━━━━━ DATA SECTION ━━━━━

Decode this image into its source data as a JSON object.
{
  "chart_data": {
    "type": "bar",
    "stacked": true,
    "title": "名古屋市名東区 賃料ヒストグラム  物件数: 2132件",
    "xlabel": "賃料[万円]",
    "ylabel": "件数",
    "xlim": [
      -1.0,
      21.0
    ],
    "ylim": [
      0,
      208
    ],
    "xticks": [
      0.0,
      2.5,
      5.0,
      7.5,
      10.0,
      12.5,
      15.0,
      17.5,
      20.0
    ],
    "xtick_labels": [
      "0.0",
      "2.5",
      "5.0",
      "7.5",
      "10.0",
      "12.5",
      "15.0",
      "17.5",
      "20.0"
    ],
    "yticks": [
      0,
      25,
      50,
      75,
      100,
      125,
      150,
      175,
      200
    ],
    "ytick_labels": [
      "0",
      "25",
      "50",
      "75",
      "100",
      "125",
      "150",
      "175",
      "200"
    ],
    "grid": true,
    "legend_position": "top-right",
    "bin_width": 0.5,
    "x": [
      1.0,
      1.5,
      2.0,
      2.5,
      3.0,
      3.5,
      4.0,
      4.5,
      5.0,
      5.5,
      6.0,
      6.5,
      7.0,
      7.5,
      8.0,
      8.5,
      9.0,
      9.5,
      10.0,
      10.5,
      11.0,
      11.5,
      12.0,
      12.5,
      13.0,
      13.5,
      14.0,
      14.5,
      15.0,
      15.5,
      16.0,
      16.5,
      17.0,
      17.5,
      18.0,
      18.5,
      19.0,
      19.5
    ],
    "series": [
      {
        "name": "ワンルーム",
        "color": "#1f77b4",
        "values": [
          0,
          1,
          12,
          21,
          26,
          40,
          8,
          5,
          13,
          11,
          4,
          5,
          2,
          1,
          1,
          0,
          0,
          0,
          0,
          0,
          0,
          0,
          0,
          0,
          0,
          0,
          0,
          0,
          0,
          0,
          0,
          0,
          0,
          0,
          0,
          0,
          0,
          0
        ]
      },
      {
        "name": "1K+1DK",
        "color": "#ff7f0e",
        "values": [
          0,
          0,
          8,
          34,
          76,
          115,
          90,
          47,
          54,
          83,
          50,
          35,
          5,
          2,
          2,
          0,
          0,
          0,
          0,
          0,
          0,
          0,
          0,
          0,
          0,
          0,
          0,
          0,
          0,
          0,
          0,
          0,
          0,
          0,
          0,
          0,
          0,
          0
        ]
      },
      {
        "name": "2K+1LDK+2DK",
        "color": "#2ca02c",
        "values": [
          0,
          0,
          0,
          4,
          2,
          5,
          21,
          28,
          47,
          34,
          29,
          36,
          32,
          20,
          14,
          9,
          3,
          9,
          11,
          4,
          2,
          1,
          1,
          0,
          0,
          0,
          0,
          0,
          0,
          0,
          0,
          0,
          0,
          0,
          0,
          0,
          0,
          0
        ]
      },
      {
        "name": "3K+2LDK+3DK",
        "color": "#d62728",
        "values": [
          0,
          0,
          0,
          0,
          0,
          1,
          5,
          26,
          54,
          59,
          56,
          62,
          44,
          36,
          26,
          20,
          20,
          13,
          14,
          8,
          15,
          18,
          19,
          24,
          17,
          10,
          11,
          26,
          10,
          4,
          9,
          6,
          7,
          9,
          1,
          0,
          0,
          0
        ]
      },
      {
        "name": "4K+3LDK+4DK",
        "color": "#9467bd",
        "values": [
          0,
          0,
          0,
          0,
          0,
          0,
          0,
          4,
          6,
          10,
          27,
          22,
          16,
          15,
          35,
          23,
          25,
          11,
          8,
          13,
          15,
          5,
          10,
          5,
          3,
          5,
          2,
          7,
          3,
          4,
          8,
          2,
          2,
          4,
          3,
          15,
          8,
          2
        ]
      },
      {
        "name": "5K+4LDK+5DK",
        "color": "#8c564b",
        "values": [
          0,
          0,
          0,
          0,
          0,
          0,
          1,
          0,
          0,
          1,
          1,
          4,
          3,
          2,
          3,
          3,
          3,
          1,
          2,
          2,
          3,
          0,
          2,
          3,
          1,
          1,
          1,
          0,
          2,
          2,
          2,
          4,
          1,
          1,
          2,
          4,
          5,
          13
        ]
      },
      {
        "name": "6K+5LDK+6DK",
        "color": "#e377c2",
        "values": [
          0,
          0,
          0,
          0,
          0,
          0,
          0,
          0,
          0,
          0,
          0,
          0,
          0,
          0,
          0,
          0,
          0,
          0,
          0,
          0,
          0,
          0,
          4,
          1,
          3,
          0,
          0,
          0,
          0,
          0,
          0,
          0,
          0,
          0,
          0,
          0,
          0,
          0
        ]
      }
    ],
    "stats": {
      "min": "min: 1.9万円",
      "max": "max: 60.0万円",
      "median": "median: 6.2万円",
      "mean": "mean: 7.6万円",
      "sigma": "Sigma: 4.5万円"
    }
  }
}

━━━━━

*WRITTEN INSTRUCTION*
Using the material above, gather every line that includes "name".

*TASK ANSWER*
        "name": "ワンルーム",
        "name": "1K+1DK",
        "name": "2K+1LDK+2DK",
        "name": "3K+2LDK+3DK",
        "name": "4K+3LDK+4DK",
        "name": "5K+4LDK+5DK",
        "name": "6K+5LDK+6DK",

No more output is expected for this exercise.